• Given task:
Restate all the material verbatim, except for the pictures.

#### Record list

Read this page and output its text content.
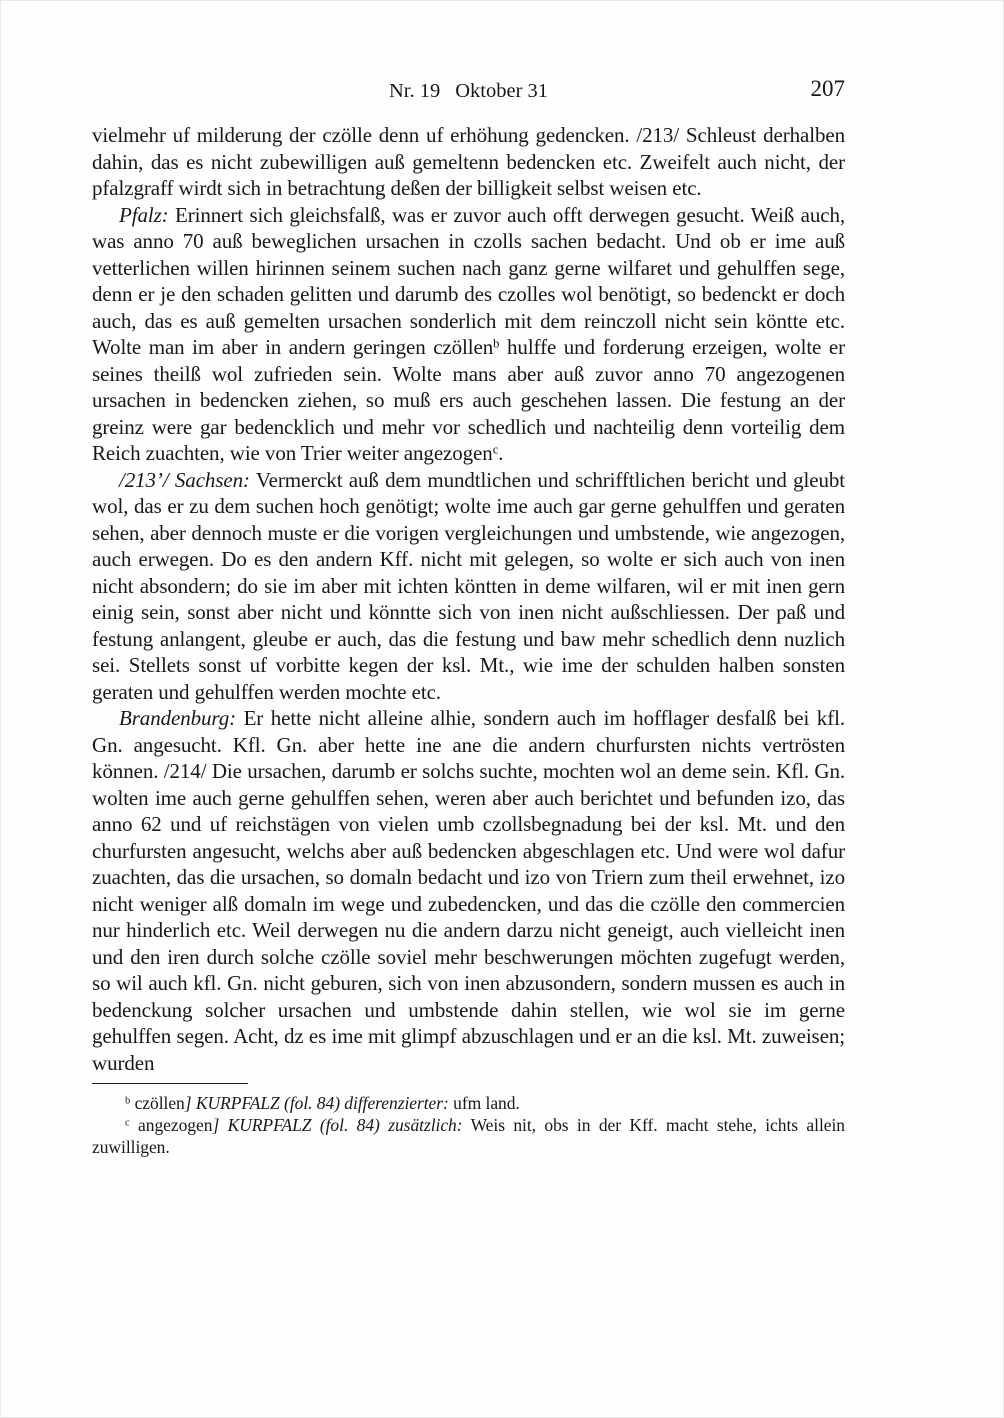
Nr. 19 Oktober 31	207

vielmehr uf milderung der czölle denn uf erhöhung gedencken. /213/ Schleust derhalben dahin, das es nicht zubewilligen auß gemeltenn bedencken etc. Zweifelt auch nicht, der pfalzgraff wirdt sich in betrachtung deßen der billigkeit selbst weisen etc.

Pfalz: Erinnert sich gleichsfalß, was er zuvor auch offt derwegen gesucht. Weiß auch, was anno 70 auß beweglichen ursachen in czolls sachen bedacht. Und ob er ime auß vetterlichen willen hirinnen seinem suchen nach ganz gerne wilfaret und gehulffen sege, denn er je den schaden gelitten und darumb des czolles wol benötigt, so bedenckt er doch auch, das es auß gemelten ursachen sonderlich mit dem reinczoll nicht sein köntte etc. Wolte man im aber in andern geringen czöllen$^b$ hulffe und forderung erzeigen, wolte er seines theilß wol zufrieden sein. Wolte mans aber auß zuvor anno 70 angezogenen ursachen in bedencken ziehen, so muß ers auch geschehen lassen. Die festung an der greinz were gar bedencklich und mehr vor schedlich und nachteilig denn vorteilig dem Reich zuachten, wie von Trier weiter angezogen$^c$.

/213’/ Sachsen: Vermerckt auß dem mundtlichen und schrifftlichen bericht und gleubt wol, das er zu dem suchen hoch genötigt; wolte ime auch gar gerne gehulffen und geraten sehen, aber dennoch muste er die vorigen vergleichungen und umbstende, wie angezogen, auch erwegen. Do es den andern Kff. nicht mit gelegen, so wolte er sich auch von inen nicht absondern; do sie im aber mit ichten köntten in deme wilfaren, wil er mit inen gern einig sein, sonst aber nicht und könntte sich von inen nicht außschliessen. Der paß und festung anlangent, gleube er auch, das die festung und baw mehr schedlich denn nuzlich sei. Stellets sonst uf vorbitte kegen der ksl. Mt., wie ime der schulden halben sonsten geraten und gehulffen werden mochte etc.

Brandenburg: Er hette nicht alleine alhie, sondern auch im hofflager desfalß bei kfl. Gn. angesucht. Kfl. Gn. aber hette ine ane die andern churfursten nichts vertrösten können. /214/ Die ursachen, darumb er solchs suchte, mochten wol an deme sein. Kfl. Gn. wolten ime auch gerne gehulffen sehen, weren aber auch berichtet und befunden izo, das anno 62 und uf reichstägen von vielen umb czollsbegnadung bei der ksl. Mt. und den churfursten angesucht, welchs aber auß bedencken abgeschlagen etc. Und were wol dafur zuachten, das die ursachen, so domaln bedacht und izo von Triern zum theil erwehnet, izo nicht weniger alß domaln im wege und zubedencken, und das die czölle den commercien nur hinderlich etc. Weil derwegen nu die andern darzu nicht geneigt, auch vielleicht inen und den iren durch solche czölle soviel mehr beschwerungen möchten zugefugt werden, so wil auch kfl. Gn. nicht geburen, sich von inen abzusondern, sondern mussen es auch in bedenckung solcher ursachen und umbstende dahin stellen, wie wol sie im gerne gehulffen segen. Acht, dz es ime mit glimpf abzuschlagen und er an die ksl. Mt. zuweisen; wurden

$^b$ czöllen] KURPFALZ (fol. 84) differenzierter: ufm land.

$^c$ angezogen] KURPFALZ (fol. 84) zusätzlich: Weis nit, obs in der Kff. macht stehe, ichts allein zuwilligen.
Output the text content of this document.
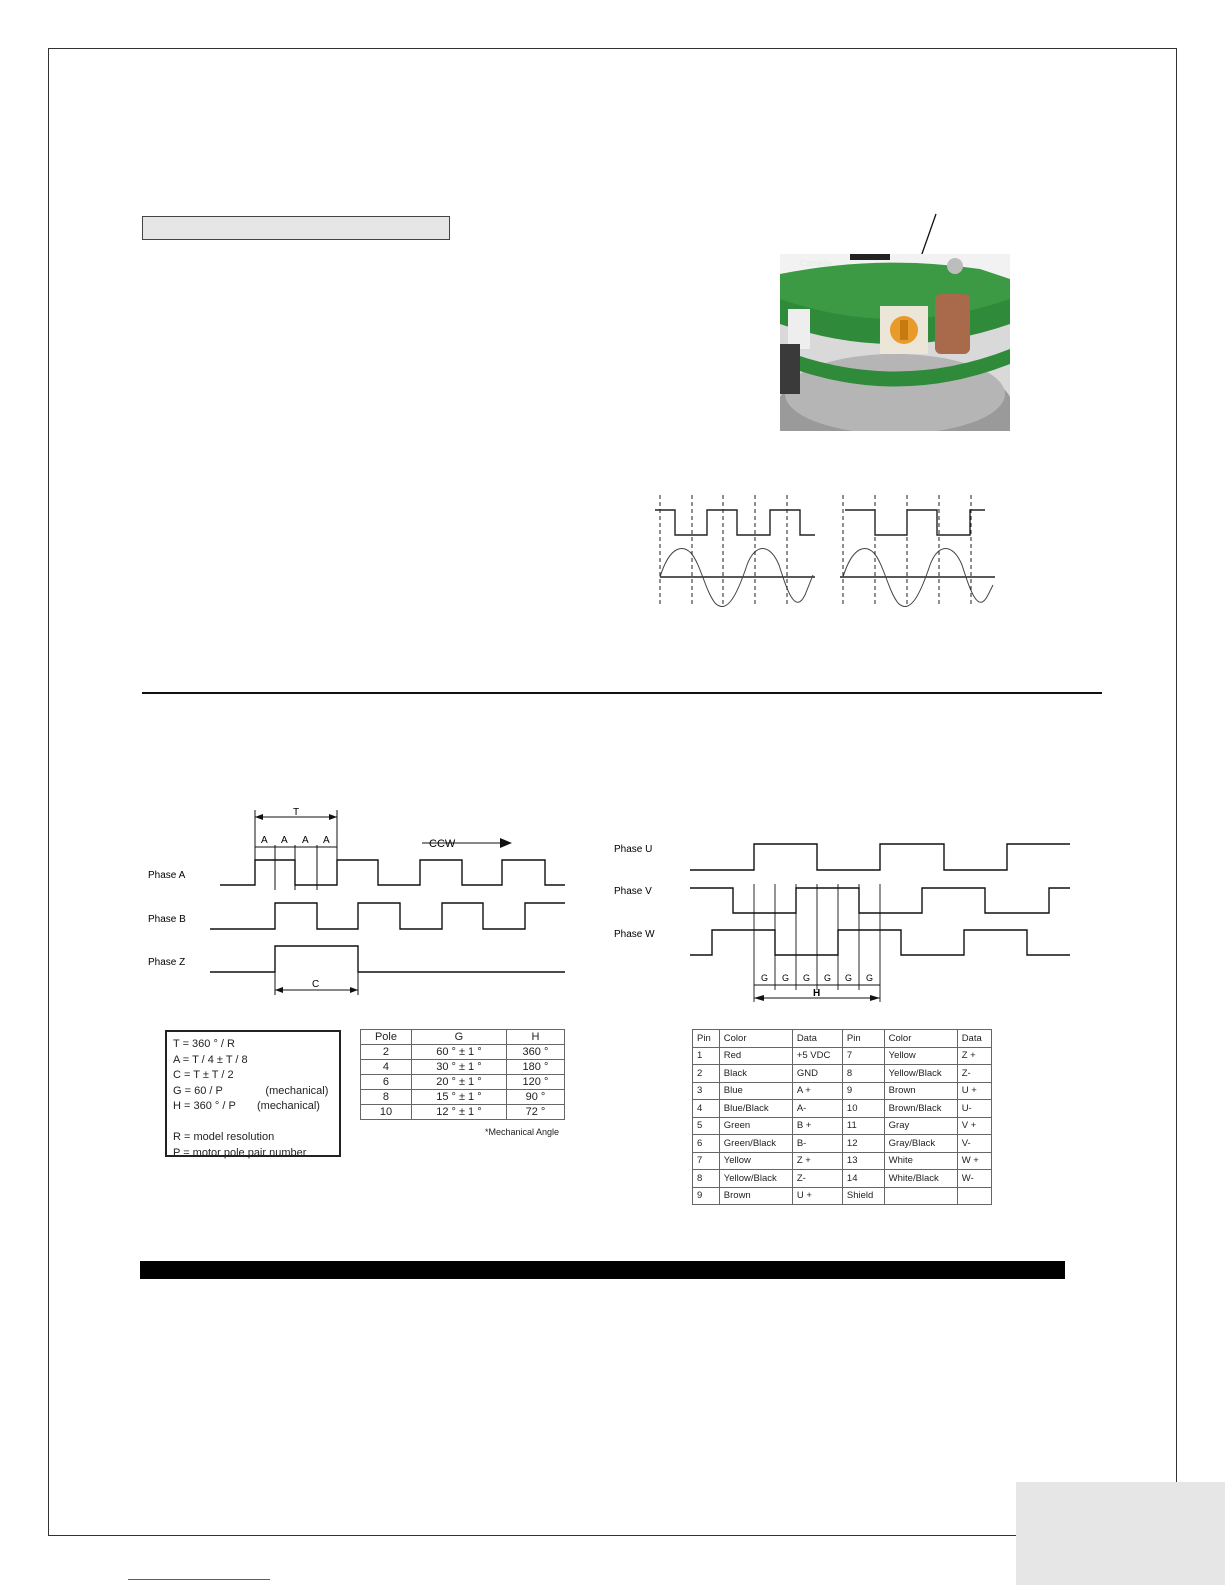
Canada
T
A A A A
C
CCW
Phase A
Phase B
Phase Z
G G G G G G
H
Phase U
Phase V
Phase W
T = 360 ° / R
A = T / 4 ± T / 8
C = T ± T / 2
G = 60 / P              (mechanical)
H = 360 ° / P       (mechanical)

R = model resolution
P = motor pole pair number
Pole	G	H
2	60 ° ± 1 °	360 °
4	30 ° ± 1 °	180 °
6	20 ° ± 1 °	120 °
8	15 ° ± 1 °	90 °
10	12 ° ± 1 °	72 °
*Mechanical Angle
Pin	Color	Data	Pin	Color	Data
1	Red	+5 VDC	7	Yellow	Z +
2	Black	GND	8	Yellow/Black	Z-
3	Blue	A +	9	Brown	U +
4	Blue/Black	A-	10	Brown/Black	U-
5	Green	B +	11	Gray	V +
6	Green/Black	B-	12	Gray/Black	V-
7	Yellow	Z +	13	White	W +
8	Yellow/Black	Z-	14	White/Black	W-
9	Brown	U +	Shield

########

• Exercise result:
Read this page and output its text content.
Nr. 19 Oktober 31	207

vielmehr uf milderung der czölle denn uf erhöhung gedencken. /213/ Schleust derhalben dahin, das es nicht zubewilligen auß gemeltenn bedencken etc. Zweifelt auch nicht, der pfalzgraff wirdt sich in betrachtung deßen der billigkeit selbst weisen etc.

Pfalz: Erinnert sich gleichsfalß, was er zuvor auch offt derwegen gesucht. Weiß auch, was anno 70 auß beweglichen ursachen in czolls sachen bedacht. Und ob er ime auß vetterlichen willen hirinnen seinem suchen nach ganz gerne wilfaret und gehulffen sege, denn er je den schaden gelitten und darumb des czolles wol benötigt, so bedenckt er doch auch, das es auß gemelten ursachen sonderlich mit dem reinczoll nicht sein köntte etc. Wolte man im aber in andern geringen czöllen$^b$ hulffe und forderung erzeigen, wolte er seines theilß wol zufrieden sein. Wolte mans aber auß zuvor anno 70 angezogenen ursachen in bedencken ziehen, so muß ers auch geschehen lassen. Die festung an der greinz were gar bedencklich und mehr vor schedlich und nachteilig denn vorteilig dem Reich zuachten, wie von Trier weiter angezogen$^c$.

/213’/ Sachsen: Vermerckt auß dem mundtlichen und schrifftlichen bericht und gleubt wol, das er zu dem suchen hoch genötigt; wolte ime auch gar gerne gehulffen und geraten sehen, aber dennoch muste er die vorigen vergleichungen und umbstende, wie angezogen, auch erwegen. Do es den andern Kff. nicht mit gelegen, so wolte er sich auch von inen nicht absondern; do sie im aber mit ichten köntten in deme wilfaren, wil er mit inen gern einig sein, sonst aber nicht und könntte sich von inen nicht außschliessen. Der paß und festung anlangent, gleube er auch, das die festung und baw mehr schedlich denn nuzlich sei. Stellets sonst uf vorbitte kegen der ksl. Mt., wie ime der schulden halben sonsten geraten und gehulffen werden mochte etc.

Brandenburg: Er hette nicht alleine alhie, sondern auch im hofflager desfalß bei kfl. Gn. angesucht. Kfl. Gn. aber hette ine ane die andern churfursten nichts vertrösten können. /214/ Die ursachen, darumb er solchs suchte, mochten wol an deme sein. Kfl. Gn. wolten ime auch gerne gehulffen sehen, weren aber auch berichtet und befunden izo, das anno 62 und uf reichstägen von vielen umb czollsbegnadung bei der ksl. Mt. und den churfursten angesucht, welchs aber auß bedencken abgeschlagen etc. Und were wol dafur zuachten, das die ursachen, so domaln bedacht und izo von Triern zum theil erwehnet, izo nicht weniger alß domaln im wege und zubedencken, und das die czölle den commercien nur hinderlich etc. Weil derwegen nu die andern darzu nicht geneigt, auch vielleicht inen und den iren durch solche czölle soviel mehr beschwerungen möchten zugefugt werden, so wil auch kfl. Gn. nicht geburen, sich von inen abzusondern, sondern mussen es auch in bedenckung solcher ursachen und umbstende dahin stellen, wie wol sie im gerne gehulffen segen. Acht, dz es ime mit glimpf abzuschlagen und er an die ksl. Mt. zuweisen; wurden

$^b$ czöllen] KURPFALZ (fol. 84) differenzierter: ufm land.

$^c$ angezogen] KURPFALZ (fol. 84) zusätzlich: Weis nit, obs in der Kff. macht stehe, ichts allein zuwilligen.
Output the text content of this document.
Canada
T
A A A A
C
CCW
Phase A
Phase B
Phase Z
G G G G G G
H
Phase U
Phase V
Phase W
T = 360 ° / R
A = T / 4 ± T / 8
C = T ± T / 2
G = 60 / P              (mechanical)
H = 360 ° / P       (mechanical)

R = model resolution
P = motor pole pair number
Pole	G	H
2	60 ° ± 1 °	360 °
4	30 ° ± 1 °	180 °
6	20 ° ± 1 °	120 °
8	15 ° ± 1 °	90 °
10	12 ° ± 1 °	72 °
*Mechanical Angle
Pin	Color	Data	Pin	Color	Data
1	Red	+5 VDC	7	Yellow	Z +
2	Black	GND	8	Yellow/Black	Z-
3	Blue	A +	9	Brown	U +
4	Blue/Black	A-	10	Brown/Black	U-
5	Green	B +	11	Gray	V +
6	Green/Black	B-	12	Gray/Black	V-
7	Yellow	Z +	13	White	W +
8	Yellow/Black	Z-	14	White/Black	W-
9	Brown	U +	Shield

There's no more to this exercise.